## Begin EXERCISE INPUTS

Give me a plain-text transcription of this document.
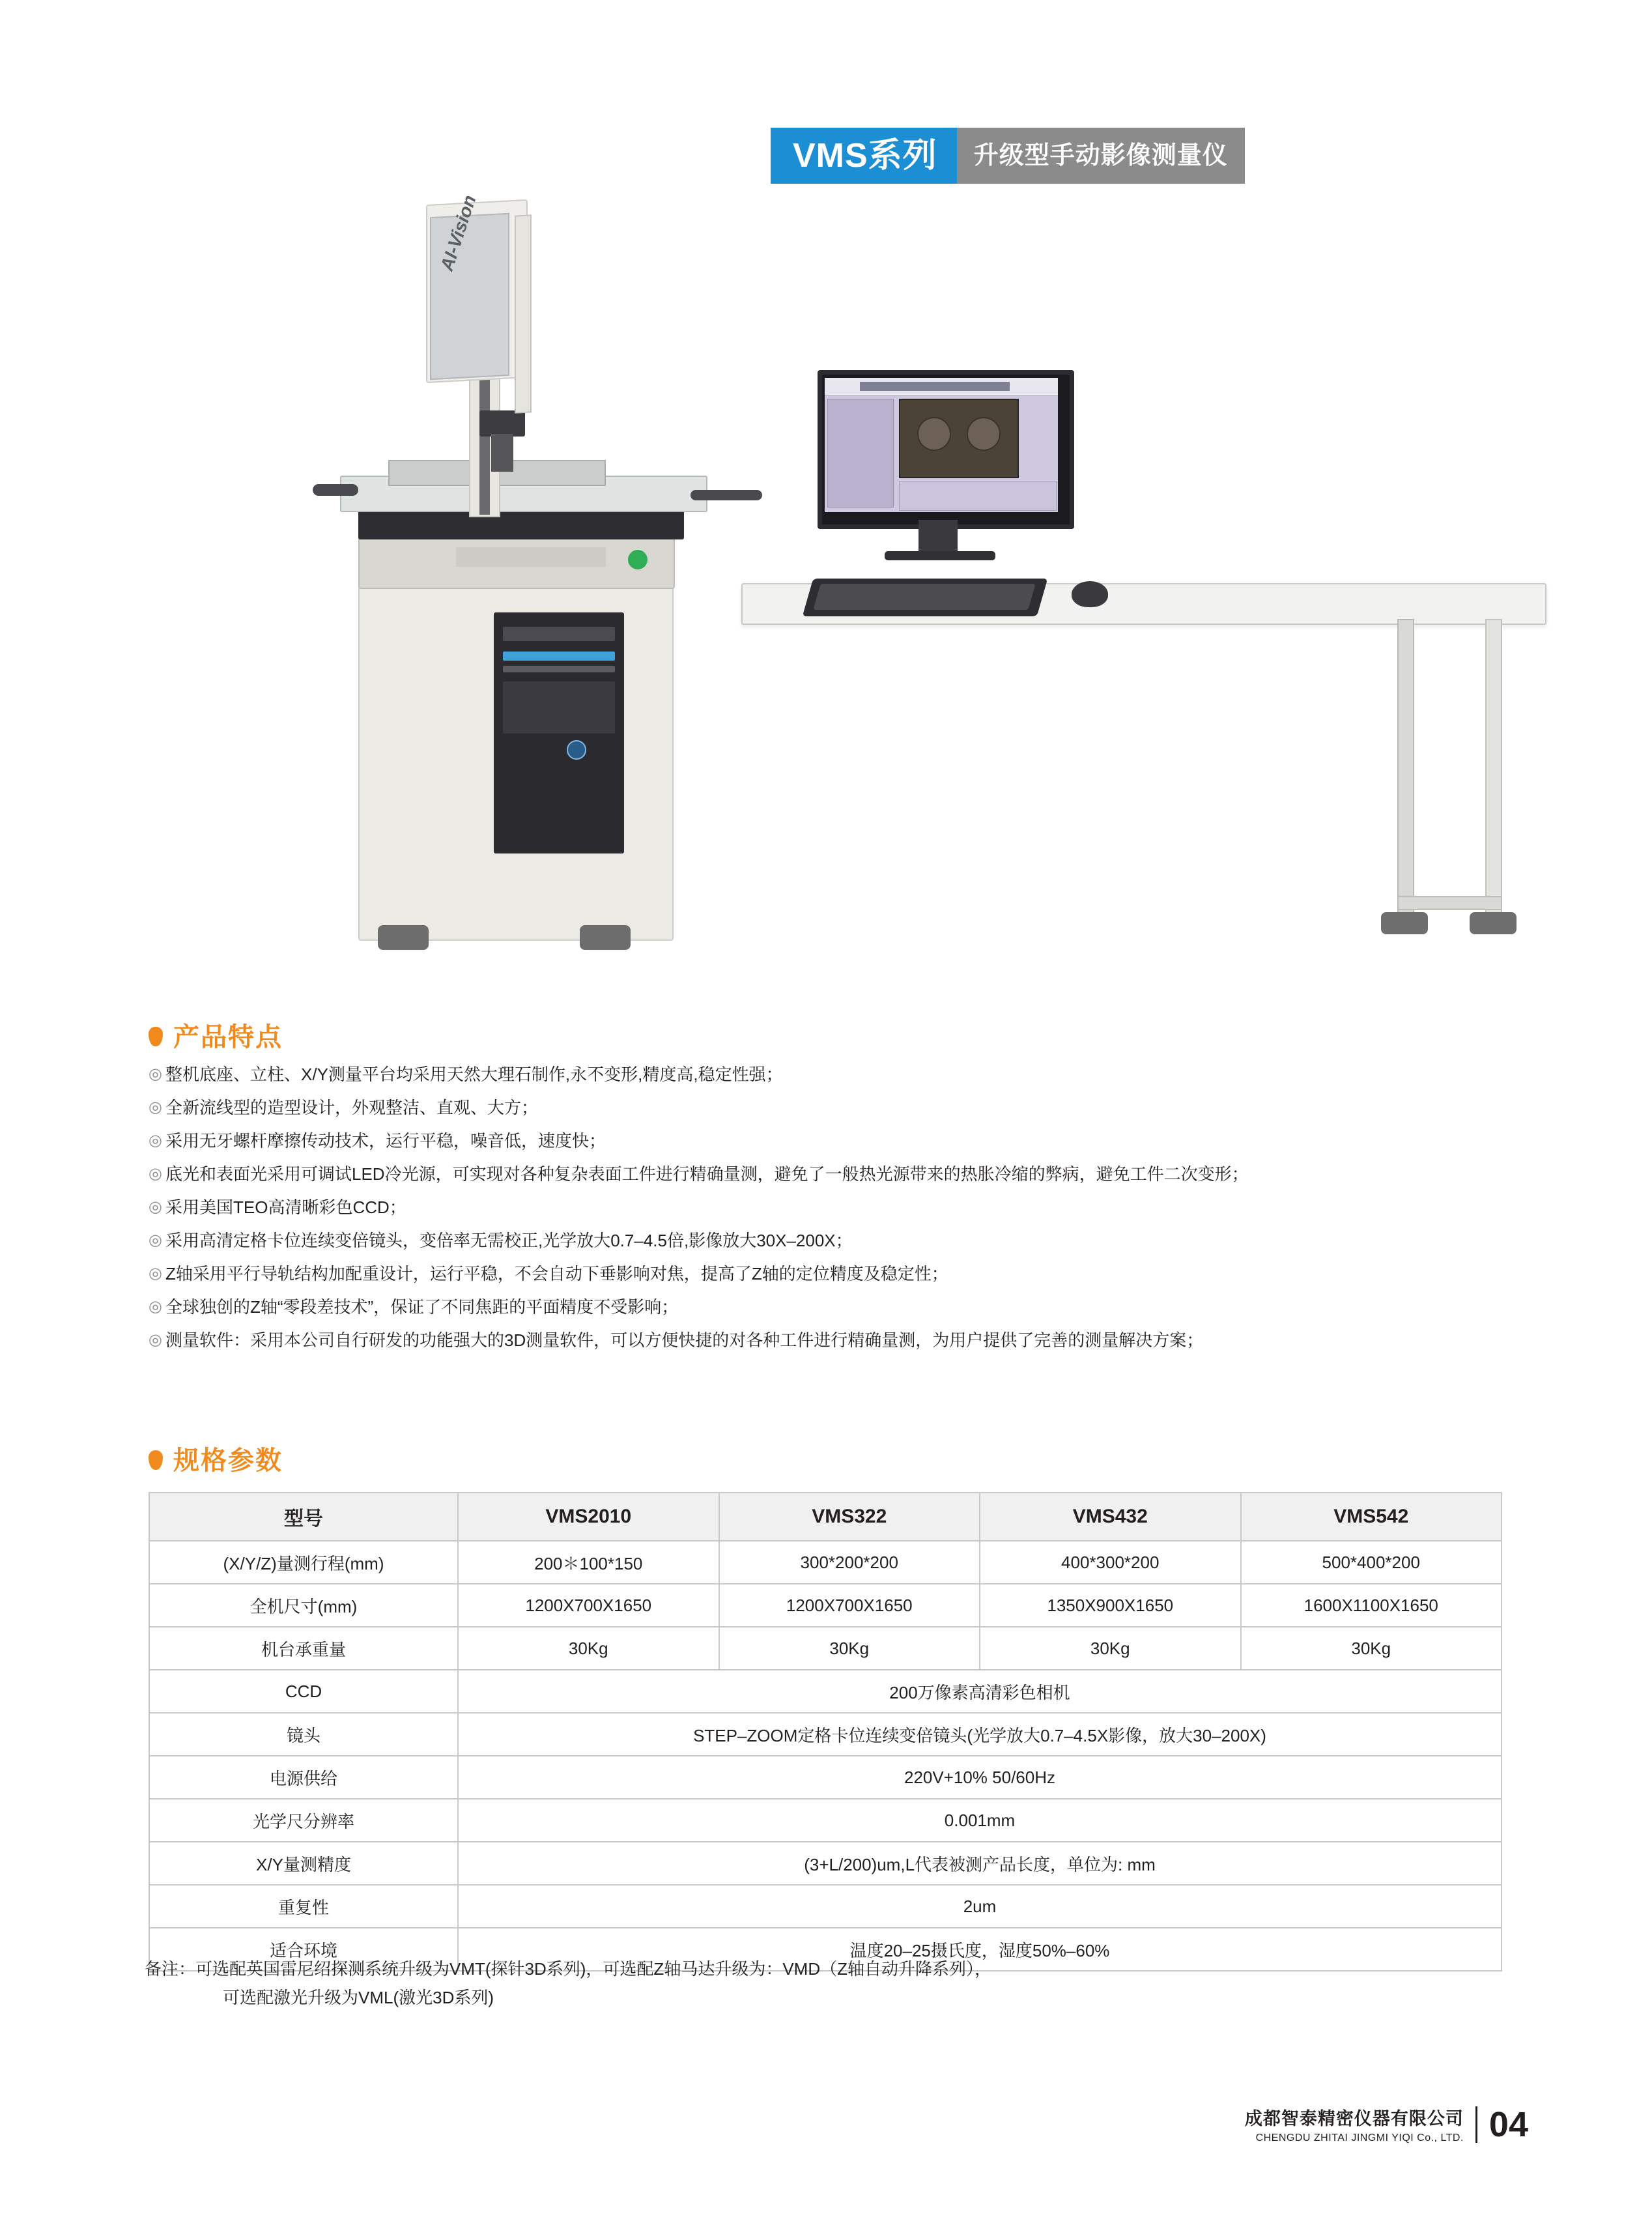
VMS系列 升级型手动影像测量仪
AI-Vision
产品特点
◎ 整机底座、立柱、X/Y测量平台均采用天然大理石制作,永不变形,精度高,稳定性强；
◎ 全新流线型的造型设计，外观整洁、直观、大方；
◎ 采用无牙螺杆摩擦传动技术，运行平稳，噪音低，速度快；
◎ 底光和表面光采用可调试LED冷光源，可实现对各种复杂表面工件进行精确量测，避免了一般热光源带来的热胀冷缩的弊病，避免工件二次变形；
◎ 采用美国TEO高清晰彩色CCD；
◎ 采用高清定格卡位连续变倍镜头，变倍率无需校正,光学放大0.7–4.5倍,影像放大30X–200X；
◎ Z轴采用平行导轨结构加配重设计，运行平稳，不会自动下垂影响对焦，提高了Z轴的定位精度及稳定性；
◎ 全球独创的Z轴“零段差技术”，保证了不同焦距的平面精度不受影响；
◎ 测量软件：采用本公司自行研发的功能强大的3D测量软件，可以方便快捷的对各种工件进行精确量测，为用户提供了完善的测量解决方案；
规格参数
型号	VMS2010	VMS322	VMS432	VMS542
(X/Y/Z)量测行程(mm)	200＊100*150	300*200*200	400*300*200	500*400*200
全机尺寸(mm)	1200X700X1650	1200X700X1650	1350X900X1650	1600X1100X1650
机台承重量	30Kg	30Kg	30Kg	30Kg
CCD	200万像素高清彩色相机			
镜头	STEP–ZOOM定格卡位连续变倍镜头(光学放大0.7–4.5X影像，放大30–200X)			
电源供给	220V+10% 50/60Hz			
光学尺分辨率	0.001mm			
X/Y量测精度	(3+L/200)um,L代表被测产品长度，单位为: mm			
重复性	2um			
适合环境	温度20–25摄氏度，湿度50%–60%			
备注：可选配英国雷尼绍探测系统升级为VMT(探针3D系列)，可选配Z轴马达升级为：VMD（Z轴自动升降系列），
可选配激光升级为VML(激光3D系列)
成都智泰精密仪器有限公司
CHENGDU ZHITAI JINGMI YIQI Co., LTD. 04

## End EXERCISE INPUTS

WRITTEN PROBLEM >>
Reproduce every entry word for word, but omit the pictures.

RESULT >>
Give me a plain-text transcription of this document.
VMS系列 升级型手动影像测量仪
AI-Vision
产品特点
◎ 整机底座、立柱、X/Y测量平台均采用天然大理石制作,永不变形,精度高,稳定性强；
◎ 全新流线型的造型设计，外观整洁、直观、大方；
◎ 采用无牙螺杆摩擦传动技术，运行平稳，噪音低，速度快；
◎ 底光和表面光采用可调试LED冷光源，可实现对各种复杂表面工件进行精确量测，避免了一般热光源带来的热胀冷缩的弊病，避免工件二次变形；
◎ 采用美国TEO高清晰彩色CCD；
◎ 采用高清定格卡位连续变倍镜头，变倍率无需校正,光学放大0.7–4.5倍,影像放大30X–200X；
◎ Z轴采用平行导轨结构加配重设计，运行平稳，不会自动下垂影响对焦，提高了Z轴的定位精度及稳定性；
◎ 全球独创的Z轴“零段差技术”，保证了不同焦距的平面精度不受影响；
◎ 测量软件：采用本公司自行研发的功能强大的3D测量软件，可以方便快捷的对各种工件进行精确量测，为用户提供了完善的测量解决方案；
规格参数
型号	VMS2010	VMS322	VMS432	VMS542
(X/Y/Z)量测行程(mm)	200＊100*150	300*200*200	400*300*200	500*400*200
全机尺寸(mm)	1200X700X1650	1200X700X1650	1350X900X1650	1600X1100X1650
机台承重量	30Kg	30Kg	30Kg	30Kg
CCD	200万像素高清彩色相机			
镜头	STEP–ZOOM定格卡位连续变倍镜头(光学放大0.7–4.5X影像，放大30–200X)			
电源供给	220V+10% 50/60Hz			
光学尺分辨率	0.001mm			
X/Y量测精度	(3+L/200)um,L代表被测产品长度，单位为: mm			
重复性	2um			
适合环境	温度20–25摄氏度，湿度50%–60%			
备注：可选配英国雷尼绍探测系统升级为VMT(探针3D系列)，可选配Z轴马达升级为：VMD（Z轴自动升降系列），
可选配激光升级为VML(激光3D系列)
成都智泰精密仪器有限公司
CHENGDU ZHITAI JINGMI YIQI Co., LTD. 04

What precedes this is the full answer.